_DIRECTIONS_.
How many of the lines below hold the word "JSON"? Answer only with the number.

_PROVIDED DATA_.
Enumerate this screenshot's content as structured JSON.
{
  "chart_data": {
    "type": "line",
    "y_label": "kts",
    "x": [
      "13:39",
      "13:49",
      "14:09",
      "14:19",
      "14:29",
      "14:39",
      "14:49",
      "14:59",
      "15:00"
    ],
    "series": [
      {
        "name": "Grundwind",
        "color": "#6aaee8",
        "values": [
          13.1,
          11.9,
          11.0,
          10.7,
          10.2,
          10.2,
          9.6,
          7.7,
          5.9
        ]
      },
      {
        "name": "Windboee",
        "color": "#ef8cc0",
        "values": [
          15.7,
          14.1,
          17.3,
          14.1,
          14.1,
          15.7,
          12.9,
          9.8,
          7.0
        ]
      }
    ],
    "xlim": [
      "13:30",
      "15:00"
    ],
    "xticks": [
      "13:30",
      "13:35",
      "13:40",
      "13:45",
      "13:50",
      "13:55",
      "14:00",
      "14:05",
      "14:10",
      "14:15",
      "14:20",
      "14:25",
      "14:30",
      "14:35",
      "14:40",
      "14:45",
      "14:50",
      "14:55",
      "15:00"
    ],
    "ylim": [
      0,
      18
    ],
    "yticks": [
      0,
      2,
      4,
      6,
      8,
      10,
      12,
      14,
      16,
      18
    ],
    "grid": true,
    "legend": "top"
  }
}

--

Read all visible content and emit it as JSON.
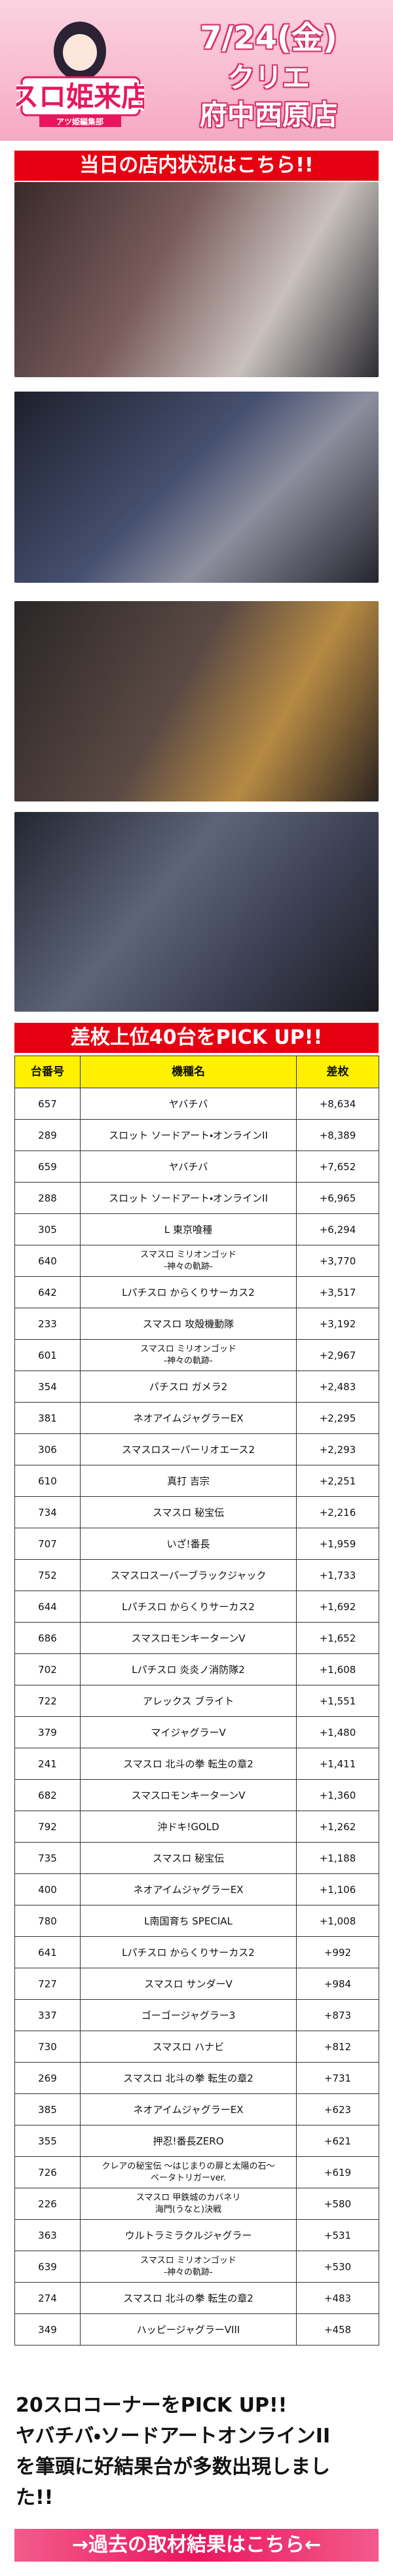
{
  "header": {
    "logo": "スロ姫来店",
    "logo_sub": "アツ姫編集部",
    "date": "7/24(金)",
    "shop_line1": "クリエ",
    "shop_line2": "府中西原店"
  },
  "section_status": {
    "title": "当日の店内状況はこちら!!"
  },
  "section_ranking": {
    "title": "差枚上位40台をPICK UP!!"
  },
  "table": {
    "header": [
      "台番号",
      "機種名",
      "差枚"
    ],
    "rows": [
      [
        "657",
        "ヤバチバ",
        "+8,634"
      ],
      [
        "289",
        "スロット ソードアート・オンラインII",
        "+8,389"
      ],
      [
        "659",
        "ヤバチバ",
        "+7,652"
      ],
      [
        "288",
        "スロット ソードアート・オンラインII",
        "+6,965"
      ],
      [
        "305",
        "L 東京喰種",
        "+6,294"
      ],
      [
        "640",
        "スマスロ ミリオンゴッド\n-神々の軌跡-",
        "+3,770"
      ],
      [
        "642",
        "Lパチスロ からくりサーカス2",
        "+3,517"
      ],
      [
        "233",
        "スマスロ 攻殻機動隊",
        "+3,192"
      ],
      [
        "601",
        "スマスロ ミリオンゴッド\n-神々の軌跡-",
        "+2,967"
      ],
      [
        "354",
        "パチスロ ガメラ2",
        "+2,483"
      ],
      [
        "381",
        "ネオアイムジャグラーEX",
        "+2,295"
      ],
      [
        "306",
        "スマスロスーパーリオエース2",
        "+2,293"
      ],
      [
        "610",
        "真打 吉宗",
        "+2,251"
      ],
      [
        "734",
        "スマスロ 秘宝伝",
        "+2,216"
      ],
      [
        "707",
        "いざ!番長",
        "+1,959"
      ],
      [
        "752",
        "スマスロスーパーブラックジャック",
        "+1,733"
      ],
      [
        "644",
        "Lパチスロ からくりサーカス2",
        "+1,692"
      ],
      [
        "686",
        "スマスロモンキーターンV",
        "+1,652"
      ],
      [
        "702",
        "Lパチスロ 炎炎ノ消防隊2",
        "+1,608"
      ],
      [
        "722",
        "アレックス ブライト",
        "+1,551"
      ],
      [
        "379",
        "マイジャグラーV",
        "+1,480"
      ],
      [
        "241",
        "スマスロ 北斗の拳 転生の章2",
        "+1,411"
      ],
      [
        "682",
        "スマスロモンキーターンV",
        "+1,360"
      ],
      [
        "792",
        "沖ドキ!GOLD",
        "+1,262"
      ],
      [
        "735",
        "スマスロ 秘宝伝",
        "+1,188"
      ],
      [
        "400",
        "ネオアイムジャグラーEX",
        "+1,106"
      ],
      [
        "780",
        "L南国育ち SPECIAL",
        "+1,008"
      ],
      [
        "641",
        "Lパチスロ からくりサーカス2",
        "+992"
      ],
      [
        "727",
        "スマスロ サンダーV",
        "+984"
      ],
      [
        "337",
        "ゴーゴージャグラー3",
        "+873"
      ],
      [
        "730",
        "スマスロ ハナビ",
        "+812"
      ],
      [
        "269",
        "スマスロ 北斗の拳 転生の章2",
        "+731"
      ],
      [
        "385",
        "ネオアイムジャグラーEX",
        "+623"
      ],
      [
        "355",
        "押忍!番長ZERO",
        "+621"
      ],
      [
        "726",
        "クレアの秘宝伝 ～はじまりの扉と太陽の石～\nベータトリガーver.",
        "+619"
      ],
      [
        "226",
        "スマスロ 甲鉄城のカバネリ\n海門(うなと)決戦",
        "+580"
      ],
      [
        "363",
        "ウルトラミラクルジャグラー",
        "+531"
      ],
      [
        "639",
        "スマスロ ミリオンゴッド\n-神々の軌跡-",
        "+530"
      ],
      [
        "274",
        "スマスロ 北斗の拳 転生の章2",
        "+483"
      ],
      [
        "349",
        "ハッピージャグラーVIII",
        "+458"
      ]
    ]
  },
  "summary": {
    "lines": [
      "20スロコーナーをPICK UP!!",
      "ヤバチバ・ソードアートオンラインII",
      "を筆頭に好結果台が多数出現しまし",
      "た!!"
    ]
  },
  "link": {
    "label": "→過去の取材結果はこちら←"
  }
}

_SOLVED PROBLEM_.
2